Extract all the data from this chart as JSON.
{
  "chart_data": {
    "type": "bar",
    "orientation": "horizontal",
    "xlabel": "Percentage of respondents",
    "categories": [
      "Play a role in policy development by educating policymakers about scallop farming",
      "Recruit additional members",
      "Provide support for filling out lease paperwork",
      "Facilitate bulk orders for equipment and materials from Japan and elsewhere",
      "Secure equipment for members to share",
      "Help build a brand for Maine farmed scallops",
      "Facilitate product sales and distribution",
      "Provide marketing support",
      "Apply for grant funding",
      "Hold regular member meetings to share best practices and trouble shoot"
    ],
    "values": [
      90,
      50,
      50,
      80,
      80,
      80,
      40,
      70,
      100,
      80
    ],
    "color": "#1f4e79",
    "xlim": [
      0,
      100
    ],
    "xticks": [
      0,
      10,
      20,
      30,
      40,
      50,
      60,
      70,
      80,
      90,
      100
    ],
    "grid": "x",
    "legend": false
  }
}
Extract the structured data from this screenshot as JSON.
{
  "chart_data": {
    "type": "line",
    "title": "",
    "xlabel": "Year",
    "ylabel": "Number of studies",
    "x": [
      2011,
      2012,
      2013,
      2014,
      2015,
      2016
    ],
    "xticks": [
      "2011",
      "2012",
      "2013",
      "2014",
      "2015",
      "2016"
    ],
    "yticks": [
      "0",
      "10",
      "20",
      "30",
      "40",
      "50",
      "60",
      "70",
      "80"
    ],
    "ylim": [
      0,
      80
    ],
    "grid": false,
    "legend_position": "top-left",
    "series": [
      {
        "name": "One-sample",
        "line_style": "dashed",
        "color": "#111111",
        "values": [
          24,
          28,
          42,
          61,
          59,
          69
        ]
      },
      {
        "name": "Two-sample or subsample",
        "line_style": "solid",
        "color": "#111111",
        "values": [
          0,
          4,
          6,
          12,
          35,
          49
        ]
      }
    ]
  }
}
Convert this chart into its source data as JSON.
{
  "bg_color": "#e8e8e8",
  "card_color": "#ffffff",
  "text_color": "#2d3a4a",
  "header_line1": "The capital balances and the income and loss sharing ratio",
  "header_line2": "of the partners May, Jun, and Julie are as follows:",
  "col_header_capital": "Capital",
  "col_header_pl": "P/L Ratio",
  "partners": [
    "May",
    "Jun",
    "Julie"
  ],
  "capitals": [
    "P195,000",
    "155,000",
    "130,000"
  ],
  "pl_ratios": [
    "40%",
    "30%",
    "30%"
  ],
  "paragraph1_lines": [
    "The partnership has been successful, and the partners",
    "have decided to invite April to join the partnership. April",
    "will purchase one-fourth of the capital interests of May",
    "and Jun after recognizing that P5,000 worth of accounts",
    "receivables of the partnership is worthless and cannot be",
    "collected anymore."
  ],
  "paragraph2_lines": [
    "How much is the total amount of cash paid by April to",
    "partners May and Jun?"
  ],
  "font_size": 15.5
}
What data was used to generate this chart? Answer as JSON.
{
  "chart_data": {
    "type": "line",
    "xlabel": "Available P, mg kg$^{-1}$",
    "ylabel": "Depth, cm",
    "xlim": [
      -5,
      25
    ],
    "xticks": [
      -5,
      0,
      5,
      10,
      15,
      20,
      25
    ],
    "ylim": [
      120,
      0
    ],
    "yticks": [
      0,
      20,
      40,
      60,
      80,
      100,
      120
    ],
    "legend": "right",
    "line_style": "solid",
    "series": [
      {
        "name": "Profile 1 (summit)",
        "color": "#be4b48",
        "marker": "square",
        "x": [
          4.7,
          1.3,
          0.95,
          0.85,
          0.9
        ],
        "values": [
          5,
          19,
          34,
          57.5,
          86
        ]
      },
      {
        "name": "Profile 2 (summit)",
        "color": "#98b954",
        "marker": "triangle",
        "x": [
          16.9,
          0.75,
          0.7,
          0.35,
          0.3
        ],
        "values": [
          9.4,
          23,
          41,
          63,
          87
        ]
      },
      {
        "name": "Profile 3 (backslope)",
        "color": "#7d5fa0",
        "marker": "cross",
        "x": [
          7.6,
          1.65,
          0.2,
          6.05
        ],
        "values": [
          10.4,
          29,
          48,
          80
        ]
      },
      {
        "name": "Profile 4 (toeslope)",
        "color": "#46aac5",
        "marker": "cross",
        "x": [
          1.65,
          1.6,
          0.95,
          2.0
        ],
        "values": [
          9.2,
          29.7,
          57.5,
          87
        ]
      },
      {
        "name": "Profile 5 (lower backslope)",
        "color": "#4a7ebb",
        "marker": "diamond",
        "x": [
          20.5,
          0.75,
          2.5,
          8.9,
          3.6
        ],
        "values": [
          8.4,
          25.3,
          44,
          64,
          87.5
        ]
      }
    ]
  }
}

:::::

■ Task instructions
Return, from the data, each line that has the word "support" in it.

■ The completed task
      "Provide support for filling out lease paperwork",
      "Provide marketing support",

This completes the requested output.